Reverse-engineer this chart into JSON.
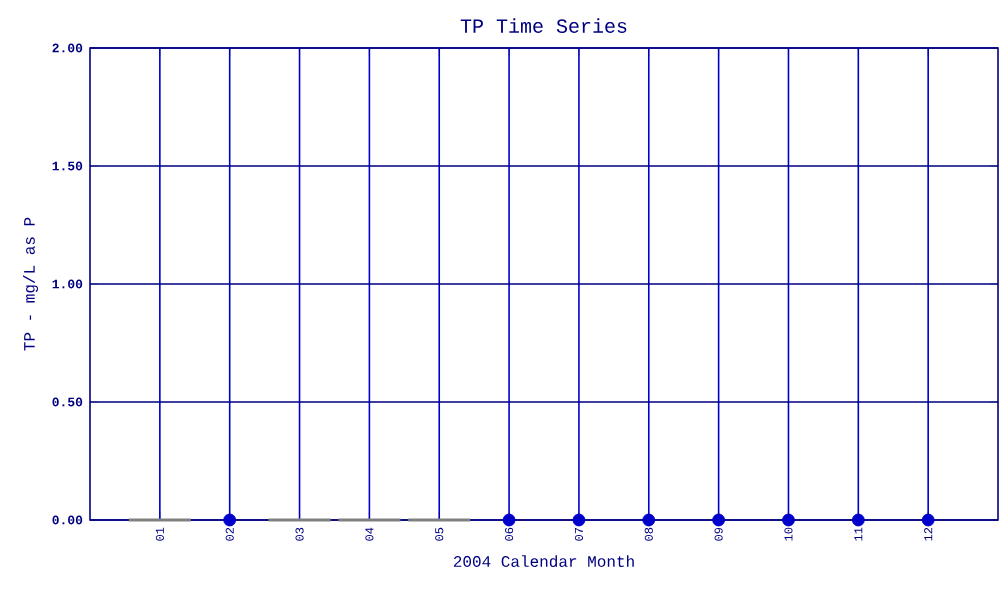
{
  "chart_data": {
    "type": "scatter",
    "title": "TP Time Series",
    "xlabel": "2004 Calendar Month",
    "ylabel": "TP - mg/L as P",
    "categories": [
      "01",
      "02",
      "03",
      "04",
      "05",
      "06",
      "07",
      "08",
      "09",
      "10",
      "11",
      "12"
    ],
    "series": [
      {
        "type": "bar",
        "color": "#808080",
        "values": [
          0,
          null,
          0,
          0,
          0,
          null,
          null,
          null,
          null,
          null,
          null,
          null
        ]
      },
      {
        "color": "#0000cc",
        "values": [
          null,
          0,
          null,
          null,
          null,
          0,
          0,
          0,
          0,
          0,
          0,
          0
        ]
      }
    ],
    "ylim": [
      0,
      2
    ],
    "yticks": [
      {
        "value": 0,
        "label": "0.00"
      },
      {
        "value": 0.5,
        "label": "0.50"
      },
      {
        "value": 1,
        "label": "1.00"
      },
      {
        "value": 1.5,
        "label": "1.50"
      },
      {
        "value": 2,
        "label": "2.00"
      }
    ],
    "marker": "circle",
    "grid": true
  }
}
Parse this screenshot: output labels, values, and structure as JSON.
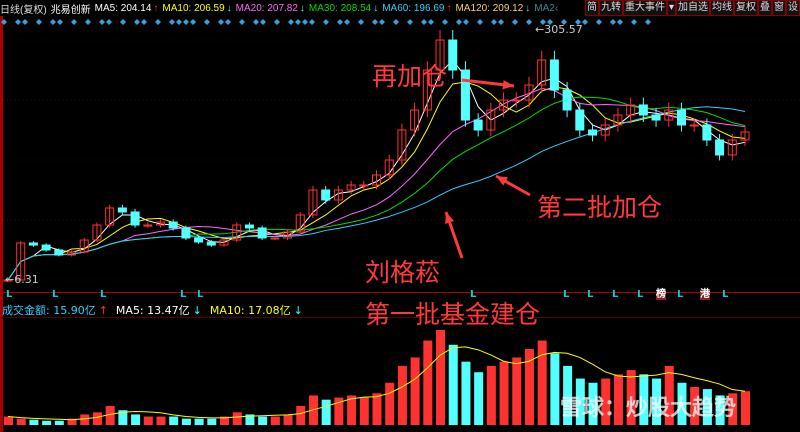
{
  "header": {
    "period": "日线(复权)",
    "stock": "兆易创新",
    "ma": [
      {
        "label": "MA5: 204.14",
        "arrow": "↑",
        "color": "#ffffff"
      },
      {
        "label": "MA10: 206.59",
        "arrow": "↓",
        "color": "#ffff00"
      },
      {
        "label": "MA20: 207.82",
        "arrow": "↓",
        "color": "#ff66ff"
      },
      {
        "label": "MA30: 208.54",
        "arrow": "↓",
        "color": "#00dd00"
      },
      {
        "label": "MA60: 196.69",
        "arrow": "↑",
        "color": "#33ccff"
      },
      {
        "label": "MA120: 209.12",
        "arrow": "↓",
        "color": "#ffcc66"
      },
      {
        "label": "MA2‹",
        "arrow": "",
        "color": "#3a8a8a"
      }
    ],
    "buttons": [
      "简",
      "九转",
      "重大事件",
      "▾",
      "加自选",
      "均线",
      "复权",
      "叠",
      "窗",
      "设"
    ]
  },
  "volume_legend": {
    "amount": "成交金额: 15.90亿",
    "amount_arrow": "↑",
    "ma5": "MA5: 13.47亿",
    "ma5_arrow": "↓",
    "ma10": "MA10: 17.08亿",
    "ma10_arrow": "↓"
  },
  "event_marks": [
    "L",
    "L",
    "L",
    "L",
    "L",
    "L",
    "L",
    "L",
    "L",
    "L",
    "L",
    "榜",
    "L",
    "港"
  ],
  "annotations": {
    "a1": "再加仓",
    "a2": "第二批加仓",
    "a3": "刘格菘",
    "a4": "第一批基金建仓"
  },
  "watermark": "雪球：炒股大趋势",
  "chart_data": {
    "type": "candlestick",
    "high_label": "305.57",
    "low_label": "6.31",
    "ylim": [
      6.31,
      305.57
    ],
    "colors": {
      "up": "#ff3232",
      "down": "#54ffff"
    },
    "closes": [
      12.2,
      55.6,
      53.2,
      47.4,
      41.5,
      45.0,
      59.1,
      76.7,
      96.7,
      92.0,
      76.7,
      76.7,
      80.2,
      73.2,
      61.5,
      56.8,
      53.2,
      59.1,
      76.7,
      73.2,
      61.5,
      61.5,
      68.5,
      88.5,
      117.8,
      106.1,
      117.8,
      123.7,
      123.7,
      135.4,
      153.0,
      188.2,
      211.7,
      258.6,
      293.8,
      258.6,
      199.9,
      188.2,
      211.7,
      223.4,
      223.4,
      241.0,
      270.4,
      235.2,
      211.7,
      188.2,
      182.3,
      194.1,
      205.8,
      217.6,
      205.8,
      199.9,
      211.7,
      194.1,
      194.1,
      176.5,
      158.9,
      176.5,
      185.9
    ],
    "volume_unit": "亿",
    "volumes": [
      4,
      3,
      2.5,
      2,
      2,
      3,
      5,
      6,
      9,
      7,
      5,
      4,
      4,
      4,
      3,
      3,
      3,
      4,
      6,
      5,
      4,
      4,
      5,
      9,
      14,
      12,
      13,
      14,
      13,
      15,
      20,
      28,
      32,
      40,
      45,
      38,
      30,
      25,
      28,
      30,
      32,
      36,
      40,
      34,
      28,
      22,
      20,
      22,
      24,
      26,
      24,
      22,
      28,
      20,
      18,
      17,
      14,
      15,
      16
    ]
  }
}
_ _ _ _ _
▶ What is required
All lines holding the word "this" should be picked out and copied.

▶ Solution to the exercise
Reverse-engineer this chart into JSON.
Parse this screenshot: output labels, values, and structure as JSON.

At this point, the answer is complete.